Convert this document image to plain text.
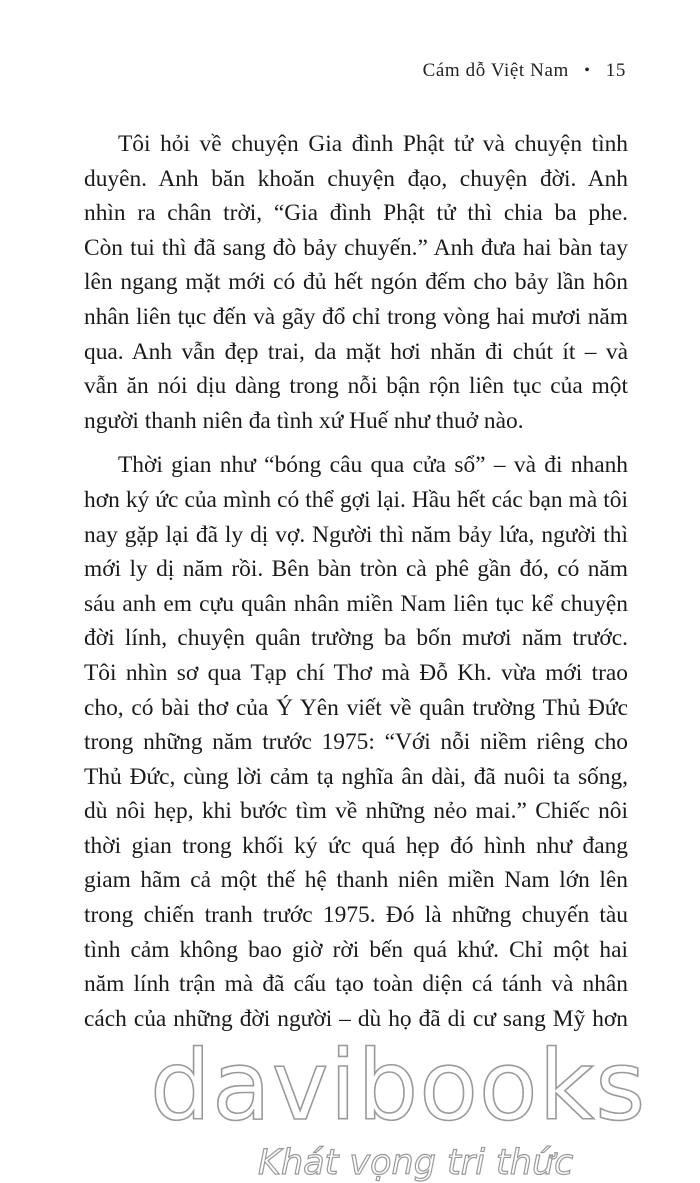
Cám dỗ Việt Nam • 15

Tôi hỏi về chuyện Gia đình Phật tử và chuyện tình
duyên. Anh băn khoăn chuyện đạo, chuyện đời. Anh
nhìn ra chân trời, “Gia đình Phật tử thì chia ba phe.
Còn tui thì đã sang đò bảy chuyến.” Anh đưa hai bàn tay
lên ngang mặt mới có đủ hết ngón đếm cho bảy lần hôn
nhân liên tục đến và gãy đổ chỉ trong vòng hai mươi năm
qua. Anh vẫn đẹp trai, da mặt hơi nhăn đi chút ít – và
vẫn ăn nói dịu dàng trong nỗi bận rộn liên tục của một
người thanh niên đa tình xứ Huế như thuở nào.

Thời gian như “bóng câu qua cửa sổ” – và đi nhanh
hơn ký ức của mình có thể gợi lại. Hầu hết các bạn mà tôi
nay gặp lại đã ly dị vợ. Người thì năm bảy lứa, người thì
mới ly dị năm rồi. Bên bàn tròn cà phê gần đó, có năm
sáu anh em cựu quân nhân miền Nam liên tục kể chuyện
đời lính, chuyện quân trường ba bốn mươi năm trước.
Tôi nhìn sơ qua Tạp chí Thơ mà Đỗ Kh. vừa mới trao
cho, có bài thơ của Ý Yên viết về quân trường Thủ Đức
trong những năm trước 1975: “Với nỗi niềm riêng cho
Thủ Đức, cùng lời cảm tạ nghĩa ân dài, đã nuôi ta sống,
dù nôi hẹp, khi bước tìm về những nẻo mai.” Chiếc nôi
thời gian trong khối ký ức quá hẹp đó hình như đang
giam hãm cả một thế hệ thanh niên miền Nam lớn lên
trong chiến tranh trước 1975. Đó là những chuyến tàu
tình cảm không bao giờ rời bến quá khứ. Chỉ một hai
năm lính trận mà đã cấu tạo toàn diện cá tánh và nhân
cách của những đời người – dù họ đã di cư sang Mỹ hơn

davibooks
Khát vọng tri thức
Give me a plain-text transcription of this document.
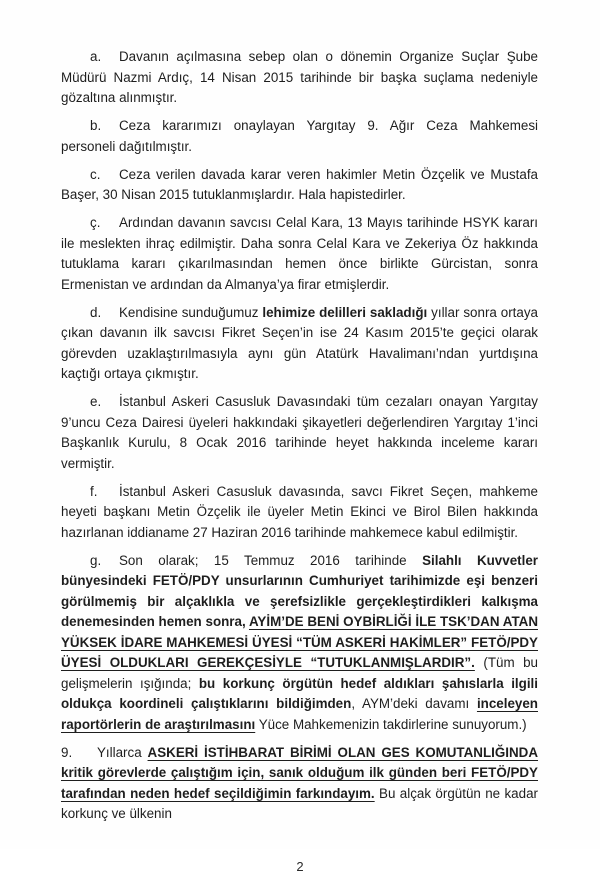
a. Davanın açılmasına sebep olan o dönemin Organize Suçlar Şube Müdürü Nazmi Ardıç, 14 Nisan 2015 tarihinde bir başka suçlama nedeniyle gözaltına alınmıştır.

b. Ceza kararımızı onaylayan Yargıtay 9. Ağır Ceza Mahkemesi personeli dağıtılmıştır.

c. Ceza verilen davada karar veren hakimler Metin Özçelik ve Mustafa Başer, 30 Nisan 2015 tutuklanmışlardır. Hala hapistedirler.

ç. Ardından davanın savcısı Celal Kara, 13 Mayıs tarihinde HSYK kararı ile meslekten ihraç edilmiştir. Daha sonra Celal Kara ve Zekeriya Öz hakkında tutuklama kararı çıkarılmasından hemen önce birlikte Gürcistan, sonra Ermenistan ve ardından da Almanya’ya firar etmişlerdir.

d. Kendisine sunduğumuz lehimize delilleri sakladığı yıllar sonra ortaya çıkan davanın ilk savcısı Fikret Seçen’in ise 24 Kasım 2015’te geçici olarak görevden uzaklaştırılmasıyla aynı gün Atatürk Havalimanı’ndan yurtdışına kaçtığı ortaya çıkmıştır.

e. İstanbul Askeri Casusluk Davasındaki tüm cezaları onayan Yargıtay 9’uncu Ceza Dairesi üyeleri hakkındaki şikayetleri değerlendiren Yargıtay 1’inci Başkanlık Kurulu, 8 Ocak 2016 tarihinde heyet hakkında inceleme kararı vermiştir.

f. İstanbul Askeri Casusluk davasında, savcı Fikret Seçen, mahkeme heyeti başkanı Metin Özçelik ile üyeler Metin Ekinci ve Birol Bilen hakkında hazırlanan iddianame 27 Haziran 2016 tarihinde mahkemece kabul edilmiştir.

g. Son olarak; 15 Temmuz 2016 tarihinde Silahlı Kuvvetler bünyesindeki FETÖ/PDY unsurlarının Cumhuriyet tarihimizde eşi benzeri görülmemiş bir alçaklıkla ve şerefsizlikle gerçekleştirdikleri kalkışma denemesinden hemen sonra, AYİM’DE BENİ OYBİRLİĞİ İLE TSK’DAN ATAN YÜKSEK İDARE MAHKEMESİ ÜYESİ “TÜM ASKERİ HAKİMLER” FETÖ/PDY ÜYESİ OLDUKLARI GEREKÇESİYLE “TUTUKLANMIŞLARDIR”. (Tüm bu gelişmelerin ışığında; bu korkunç örgütün hedef aldıkları şahıslarla ilgili oldukça koordineli çalıştıklarını bildiğimden, AYM’deki davamı inceleyen raportörlerin de araştırılmasını Yüce Mahkemenizin takdirlerine sunuyorum.)

9. Yıllarca ASKERİ İSTİHBARAT BİRİMİ OLAN GES KOMUTANLIĞINDA kritik görevlerde çalıştığım için, sanık olduğum ilk günden beri FETÖ/PDY tarafından neden hedef seçildiğimin farkındayım. Bu alçak örgütün ne kadar korkunç ve ülkenin

2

- _PROMPT_:
Leave the pictures out, and print every line of the listing exactly as written.

- _FULL ANSWER_:
Convert this document image to plain text.
Cám dỗ Việt Nam • 15

Tôi hỏi về chuyện Gia đình Phật tử và chuyện tình
duyên. Anh băn khoăn chuyện đạo, chuyện đời. Anh
nhìn ra chân trời, “Gia đình Phật tử thì chia ba phe.
Còn tui thì đã sang đò bảy chuyến.” Anh đưa hai bàn tay
lên ngang mặt mới có đủ hết ngón đếm cho bảy lần hôn
nhân liên tục đến và gãy đổ chỉ trong vòng hai mươi năm
qua. Anh vẫn đẹp trai, da mặt hơi nhăn đi chút ít – và
vẫn ăn nói dịu dàng trong nỗi bận rộn liên tục của một
người thanh niên đa tình xứ Huế như thuở nào.

Thời gian như “bóng câu qua cửa sổ” – và đi nhanh
hơn ký ức của mình có thể gợi lại. Hầu hết các bạn mà tôi
nay gặp lại đã ly dị vợ. Người thì năm bảy lứa, người thì
mới ly dị năm rồi. Bên bàn tròn cà phê gần đó, có năm
sáu anh em cựu quân nhân miền Nam liên tục kể chuyện
đời lính, chuyện quân trường ba bốn mươi năm trước.
Tôi nhìn sơ qua Tạp chí Thơ mà Đỗ Kh. vừa mới trao
cho, có bài thơ của Ý Yên viết về quân trường Thủ Đức
trong những năm trước 1975: “Với nỗi niềm riêng cho
Thủ Đức, cùng lời cảm tạ nghĩa ân dài, đã nuôi ta sống,
dù nôi hẹp, khi bước tìm về những nẻo mai.” Chiếc nôi
thời gian trong khối ký ức quá hẹp đó hình như đang
giam hãm cả một thế hệ thanh niên miền Nam lớn lên
trong chiến tranh trước 1975. Đó là những chuyến tàu
tình cảm không bao giờ rời bến quá khứ. Chỉ một hai
năm lính trận mà đã cấu tạo toàn diện cá tánh và nhân
cách của những đời người – dù họ đã di cư sang Mỹ hơn

davibooks
Khát vọng tri thức
Give me a plain-text transcription of this document.
a. Davanın açılmasına sebep olan o dönemin Organize Suçlar Şube Müdürü Nazmi Ardıç, 14 Nisan 2015 tarihinde bir başka suçlama nedeniyle gözaltına alınmıştır.

b. Ceza kararımızı onaylayan Yargıtay 9. Ağır Ceza Mahkemesi personeli dağıtılmıştır.

c. Ceza verilen davada karar veren hakimler Metin Özçelik ve Mustafa Başer, 30 Nisan 2015 tutuklanmışlardır. Hala hapistedirler.

ç. Ardından davanın savcısı Celal Kara, 13 Mayıs tarihinde HSYK kararı ile meslekten ihraç edilmiştir. Daha sonra Celal Kara ve Zekeriya Öz hakkında tutuklama kararı çıkarılmasından hemen önce birlikte Gürcistan, sonra Ermenistan ve ardından da Almanya’ya firar etmişlerdir.

d. Kendisine sunduğumuz lehimize delilleri sakladığı yıllar sonra ortaya çıkan davanın ilk savcısı Fikret Seçen’in ise 24 Kasım 2015’te geçici olarak görevden uzaklaştırılmasıyla aynı gün Atatürk Havalimanı’ndan yurtdışına kaçtığı ortaya çıkmıştır.

e. İstanbul Askeri Casusluk Davasındaki tüm cezaları onayan Yargıtay 9’uncu Ceza Dairesi üyeleri hakkındaki şikayetleri değerlendiren Yargıtay 1’inci Başkanlık Kurulu, 8 Ocak 2016 tarihinde heyet hakkında inceleme kararı vermiştir.

f. İstanbul Askeri Casusluk davasında, savcı Fikret Seçen, mahkeme heyeti başkanı Metin Özçelik ile üyeler Metin Ekinci ve Birol Bilen hakkında hazırlanan iddianame 27 Haziran 2016 tarihinde mahkemece kabul edilmiştir.

g. Son olarak; 15 Temmuz 2016 tarihinde Silahlı Kuvvetler bünyesindeki FETÖ/PDY unsurlarının Cumhuriyet tarihimizde eşi benzeri görülmemiş bir alçaklıkla ve şerefsizlikle gerçekleştirdikleri kalkışma denemesinden hemen sonra, AYİM’DE BENİ OYBİRLİĞİ İLE TSK’DAN ATAN YÜKSEK İDARE MAHKEMESİ ÜYESİ “TÜM ASKERİ HAKİMLER” FETÖ/PDY ÜYESİ OLDUKLARI GEREKÇESİYLE “TUTUKLANMIŞLARDIR”. (Tüm bu gelişmelerin ışığında; bu korkunç örgütün hedef aldıkları şahıslarla ilgili oldukça koordineli çalıştıklarını bildiğimden, AYM’deki davamı inceleyen raportörlerin de araştırılmasını Yüce Mahkemenizin takdirlerine sunuyorum.)

9. Yıllarca ASKERİ İSTİHBARAT BİRİMİ OLAN GES KOMUTANLIĞINDA kritik görevlerde çalıştığım için, sanık olduğum ilk günden beri FETÖ/PDY tarafından neden hedef seçildiğimin farkındayım. Bu alçak örgütün ne kadar korkunç ve ülkenin

2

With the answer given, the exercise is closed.